_Written exercise:_ Look through the material below. Copy every line with the string "name" in it.

>> START Records for the task

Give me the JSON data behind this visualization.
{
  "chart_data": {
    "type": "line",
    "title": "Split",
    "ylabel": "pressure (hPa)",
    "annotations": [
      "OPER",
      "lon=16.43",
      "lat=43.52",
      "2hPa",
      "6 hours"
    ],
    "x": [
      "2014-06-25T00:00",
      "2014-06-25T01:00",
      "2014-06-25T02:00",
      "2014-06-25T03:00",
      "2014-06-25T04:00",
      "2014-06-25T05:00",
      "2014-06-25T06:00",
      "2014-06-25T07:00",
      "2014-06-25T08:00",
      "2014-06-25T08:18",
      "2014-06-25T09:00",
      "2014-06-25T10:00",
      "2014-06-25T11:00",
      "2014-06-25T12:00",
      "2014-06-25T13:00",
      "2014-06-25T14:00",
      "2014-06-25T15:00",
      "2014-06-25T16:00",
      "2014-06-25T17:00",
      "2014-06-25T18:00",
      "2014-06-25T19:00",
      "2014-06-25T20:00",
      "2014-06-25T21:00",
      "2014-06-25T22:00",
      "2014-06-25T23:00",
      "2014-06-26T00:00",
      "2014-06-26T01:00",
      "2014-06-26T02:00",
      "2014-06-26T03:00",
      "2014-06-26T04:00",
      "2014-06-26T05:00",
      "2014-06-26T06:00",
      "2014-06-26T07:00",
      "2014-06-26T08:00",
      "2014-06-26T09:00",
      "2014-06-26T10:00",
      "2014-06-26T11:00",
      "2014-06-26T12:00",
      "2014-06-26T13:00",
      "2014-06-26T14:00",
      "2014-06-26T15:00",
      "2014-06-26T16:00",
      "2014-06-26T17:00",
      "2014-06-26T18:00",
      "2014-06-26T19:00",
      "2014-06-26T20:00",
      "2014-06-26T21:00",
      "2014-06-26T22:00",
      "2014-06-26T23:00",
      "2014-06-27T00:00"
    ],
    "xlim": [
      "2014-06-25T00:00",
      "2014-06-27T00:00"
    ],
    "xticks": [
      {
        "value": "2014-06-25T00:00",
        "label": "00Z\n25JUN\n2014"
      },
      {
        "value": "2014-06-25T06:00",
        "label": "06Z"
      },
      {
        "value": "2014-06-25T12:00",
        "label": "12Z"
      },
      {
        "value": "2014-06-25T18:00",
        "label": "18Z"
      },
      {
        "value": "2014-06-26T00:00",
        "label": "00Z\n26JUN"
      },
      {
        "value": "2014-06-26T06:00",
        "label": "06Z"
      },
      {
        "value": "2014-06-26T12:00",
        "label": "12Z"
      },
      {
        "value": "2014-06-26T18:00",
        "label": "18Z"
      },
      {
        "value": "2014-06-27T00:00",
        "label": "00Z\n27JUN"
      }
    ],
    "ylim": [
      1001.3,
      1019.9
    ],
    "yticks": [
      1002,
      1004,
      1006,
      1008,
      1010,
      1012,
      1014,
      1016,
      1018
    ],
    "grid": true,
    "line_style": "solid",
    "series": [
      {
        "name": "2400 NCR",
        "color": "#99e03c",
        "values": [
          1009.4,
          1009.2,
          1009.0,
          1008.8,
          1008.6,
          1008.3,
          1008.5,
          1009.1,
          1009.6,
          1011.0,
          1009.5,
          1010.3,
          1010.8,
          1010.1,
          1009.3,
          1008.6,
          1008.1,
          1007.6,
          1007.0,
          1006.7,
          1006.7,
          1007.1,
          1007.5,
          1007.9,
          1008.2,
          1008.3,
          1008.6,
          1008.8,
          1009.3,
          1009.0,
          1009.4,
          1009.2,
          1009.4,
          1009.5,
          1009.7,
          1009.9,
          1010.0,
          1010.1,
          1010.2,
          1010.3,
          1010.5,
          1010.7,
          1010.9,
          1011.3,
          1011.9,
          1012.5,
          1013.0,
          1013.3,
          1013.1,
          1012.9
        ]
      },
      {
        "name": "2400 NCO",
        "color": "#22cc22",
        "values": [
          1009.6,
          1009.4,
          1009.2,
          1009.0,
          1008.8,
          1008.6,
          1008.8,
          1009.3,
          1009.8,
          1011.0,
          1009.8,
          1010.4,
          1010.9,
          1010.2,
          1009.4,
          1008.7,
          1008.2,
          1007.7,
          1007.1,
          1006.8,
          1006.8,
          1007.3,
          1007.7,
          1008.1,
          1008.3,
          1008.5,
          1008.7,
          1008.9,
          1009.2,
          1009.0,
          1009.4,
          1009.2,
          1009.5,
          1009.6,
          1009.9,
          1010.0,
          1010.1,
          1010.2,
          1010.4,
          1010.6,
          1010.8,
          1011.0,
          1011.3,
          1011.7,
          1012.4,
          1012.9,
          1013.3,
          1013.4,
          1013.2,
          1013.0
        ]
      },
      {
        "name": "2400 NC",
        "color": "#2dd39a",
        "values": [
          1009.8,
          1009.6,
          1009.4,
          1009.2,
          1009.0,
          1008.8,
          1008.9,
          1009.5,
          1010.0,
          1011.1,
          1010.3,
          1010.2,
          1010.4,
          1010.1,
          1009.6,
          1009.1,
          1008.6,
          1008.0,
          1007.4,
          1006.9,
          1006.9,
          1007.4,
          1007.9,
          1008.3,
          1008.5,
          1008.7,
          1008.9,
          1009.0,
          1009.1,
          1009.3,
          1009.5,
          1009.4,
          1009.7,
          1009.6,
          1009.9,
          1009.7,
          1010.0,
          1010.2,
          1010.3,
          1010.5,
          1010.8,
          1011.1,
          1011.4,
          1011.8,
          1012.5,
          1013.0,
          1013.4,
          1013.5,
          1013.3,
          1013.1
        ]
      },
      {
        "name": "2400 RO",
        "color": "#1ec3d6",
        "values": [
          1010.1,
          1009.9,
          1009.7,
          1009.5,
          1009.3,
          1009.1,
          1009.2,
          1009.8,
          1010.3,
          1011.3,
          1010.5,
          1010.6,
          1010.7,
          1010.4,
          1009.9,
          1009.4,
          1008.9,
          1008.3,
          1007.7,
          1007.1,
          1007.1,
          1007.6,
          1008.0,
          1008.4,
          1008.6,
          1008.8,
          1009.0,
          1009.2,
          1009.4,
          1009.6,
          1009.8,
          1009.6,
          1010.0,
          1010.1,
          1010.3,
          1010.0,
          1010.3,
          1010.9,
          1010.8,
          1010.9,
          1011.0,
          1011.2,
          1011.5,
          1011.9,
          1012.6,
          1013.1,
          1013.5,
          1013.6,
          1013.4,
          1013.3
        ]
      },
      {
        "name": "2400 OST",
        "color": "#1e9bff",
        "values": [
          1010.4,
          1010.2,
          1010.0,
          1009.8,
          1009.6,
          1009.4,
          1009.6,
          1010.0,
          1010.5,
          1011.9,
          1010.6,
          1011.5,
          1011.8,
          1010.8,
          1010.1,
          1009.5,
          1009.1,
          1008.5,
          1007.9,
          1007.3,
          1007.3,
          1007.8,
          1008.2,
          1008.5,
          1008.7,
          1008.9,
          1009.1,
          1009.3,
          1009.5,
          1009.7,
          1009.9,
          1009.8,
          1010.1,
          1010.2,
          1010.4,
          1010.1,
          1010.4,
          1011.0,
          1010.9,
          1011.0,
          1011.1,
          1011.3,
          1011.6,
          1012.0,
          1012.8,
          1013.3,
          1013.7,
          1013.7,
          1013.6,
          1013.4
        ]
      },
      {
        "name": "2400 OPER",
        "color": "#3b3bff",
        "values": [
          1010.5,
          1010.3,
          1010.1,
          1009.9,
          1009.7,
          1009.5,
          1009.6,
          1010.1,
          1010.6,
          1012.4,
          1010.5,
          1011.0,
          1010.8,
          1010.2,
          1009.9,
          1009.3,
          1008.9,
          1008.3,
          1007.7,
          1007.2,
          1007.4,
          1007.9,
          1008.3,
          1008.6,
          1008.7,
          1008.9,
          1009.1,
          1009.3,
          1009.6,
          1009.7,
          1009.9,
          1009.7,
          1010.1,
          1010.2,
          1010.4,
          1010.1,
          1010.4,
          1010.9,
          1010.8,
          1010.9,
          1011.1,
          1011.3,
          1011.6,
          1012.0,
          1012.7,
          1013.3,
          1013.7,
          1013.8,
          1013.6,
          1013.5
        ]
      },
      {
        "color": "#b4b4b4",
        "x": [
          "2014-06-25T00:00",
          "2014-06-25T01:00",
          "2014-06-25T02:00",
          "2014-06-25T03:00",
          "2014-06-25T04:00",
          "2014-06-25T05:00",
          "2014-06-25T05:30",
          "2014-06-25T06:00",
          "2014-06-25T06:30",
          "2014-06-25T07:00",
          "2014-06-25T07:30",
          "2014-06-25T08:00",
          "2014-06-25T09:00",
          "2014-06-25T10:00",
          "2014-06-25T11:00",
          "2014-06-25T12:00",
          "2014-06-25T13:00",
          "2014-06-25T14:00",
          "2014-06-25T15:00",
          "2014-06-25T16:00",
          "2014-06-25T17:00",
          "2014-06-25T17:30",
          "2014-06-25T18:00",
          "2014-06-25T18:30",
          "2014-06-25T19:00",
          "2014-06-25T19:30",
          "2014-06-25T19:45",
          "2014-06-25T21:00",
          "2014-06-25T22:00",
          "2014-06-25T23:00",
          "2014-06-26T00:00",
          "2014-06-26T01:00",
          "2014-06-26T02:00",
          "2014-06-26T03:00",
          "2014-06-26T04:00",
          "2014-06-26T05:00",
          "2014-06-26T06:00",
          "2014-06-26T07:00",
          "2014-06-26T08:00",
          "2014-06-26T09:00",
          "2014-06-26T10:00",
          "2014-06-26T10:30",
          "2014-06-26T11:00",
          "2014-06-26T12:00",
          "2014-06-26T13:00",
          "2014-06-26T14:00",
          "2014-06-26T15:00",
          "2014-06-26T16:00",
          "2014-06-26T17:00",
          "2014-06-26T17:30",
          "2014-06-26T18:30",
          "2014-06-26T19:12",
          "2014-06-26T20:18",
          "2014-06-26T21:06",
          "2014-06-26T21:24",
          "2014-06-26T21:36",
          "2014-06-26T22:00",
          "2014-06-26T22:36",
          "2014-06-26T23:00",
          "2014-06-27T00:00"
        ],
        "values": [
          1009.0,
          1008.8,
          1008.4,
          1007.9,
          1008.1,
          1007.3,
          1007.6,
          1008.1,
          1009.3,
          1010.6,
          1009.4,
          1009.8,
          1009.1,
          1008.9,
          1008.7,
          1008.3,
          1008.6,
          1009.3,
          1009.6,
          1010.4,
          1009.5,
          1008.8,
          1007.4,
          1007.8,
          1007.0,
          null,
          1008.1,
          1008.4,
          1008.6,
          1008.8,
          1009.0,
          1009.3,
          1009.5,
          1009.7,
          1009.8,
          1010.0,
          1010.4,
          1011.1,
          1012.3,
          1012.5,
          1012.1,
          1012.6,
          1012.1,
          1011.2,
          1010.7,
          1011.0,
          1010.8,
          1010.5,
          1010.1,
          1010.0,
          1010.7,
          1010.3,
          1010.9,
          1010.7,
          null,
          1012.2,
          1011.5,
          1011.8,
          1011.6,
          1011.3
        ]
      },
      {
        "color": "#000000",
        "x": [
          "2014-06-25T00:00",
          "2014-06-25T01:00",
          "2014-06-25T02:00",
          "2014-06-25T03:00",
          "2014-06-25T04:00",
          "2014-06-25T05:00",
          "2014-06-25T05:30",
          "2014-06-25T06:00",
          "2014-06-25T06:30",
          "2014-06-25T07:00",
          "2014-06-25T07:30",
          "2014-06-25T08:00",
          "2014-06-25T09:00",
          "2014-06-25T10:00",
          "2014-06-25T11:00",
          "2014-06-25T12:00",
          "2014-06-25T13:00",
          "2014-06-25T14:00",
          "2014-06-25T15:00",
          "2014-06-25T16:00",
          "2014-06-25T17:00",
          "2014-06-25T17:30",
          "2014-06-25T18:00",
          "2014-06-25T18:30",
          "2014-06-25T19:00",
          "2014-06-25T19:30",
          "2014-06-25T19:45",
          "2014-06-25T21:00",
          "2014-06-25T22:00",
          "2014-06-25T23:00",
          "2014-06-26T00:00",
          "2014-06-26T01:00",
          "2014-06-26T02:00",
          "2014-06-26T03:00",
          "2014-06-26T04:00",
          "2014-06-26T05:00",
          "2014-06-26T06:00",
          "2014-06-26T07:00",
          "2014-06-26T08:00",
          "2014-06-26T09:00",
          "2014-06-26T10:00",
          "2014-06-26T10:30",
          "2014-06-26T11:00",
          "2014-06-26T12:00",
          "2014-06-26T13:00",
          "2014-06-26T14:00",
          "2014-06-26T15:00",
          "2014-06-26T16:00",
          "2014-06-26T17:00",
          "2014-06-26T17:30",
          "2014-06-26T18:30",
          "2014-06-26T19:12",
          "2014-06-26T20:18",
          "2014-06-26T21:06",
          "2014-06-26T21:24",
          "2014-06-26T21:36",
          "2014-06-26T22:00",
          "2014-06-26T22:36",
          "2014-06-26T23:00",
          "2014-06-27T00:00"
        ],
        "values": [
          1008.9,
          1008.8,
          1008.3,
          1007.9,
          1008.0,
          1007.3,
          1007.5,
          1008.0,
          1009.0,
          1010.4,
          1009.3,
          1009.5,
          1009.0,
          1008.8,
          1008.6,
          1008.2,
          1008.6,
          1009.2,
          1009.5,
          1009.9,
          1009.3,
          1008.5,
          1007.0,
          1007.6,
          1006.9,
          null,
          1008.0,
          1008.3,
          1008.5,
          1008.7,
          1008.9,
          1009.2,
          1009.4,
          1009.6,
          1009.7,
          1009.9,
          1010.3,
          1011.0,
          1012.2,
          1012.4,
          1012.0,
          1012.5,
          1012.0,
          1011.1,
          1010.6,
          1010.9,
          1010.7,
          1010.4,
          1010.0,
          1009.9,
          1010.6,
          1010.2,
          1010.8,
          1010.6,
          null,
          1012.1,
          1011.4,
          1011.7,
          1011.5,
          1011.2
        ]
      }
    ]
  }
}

>> END Records for the task

_Written reply:_
        "name": "2400 NCR",
        "name": "2400 NCO",
        "name": "2400 NC",
        "name": "2400 RO",
        "name": "2400 OST",
        "name": "2400 OPER",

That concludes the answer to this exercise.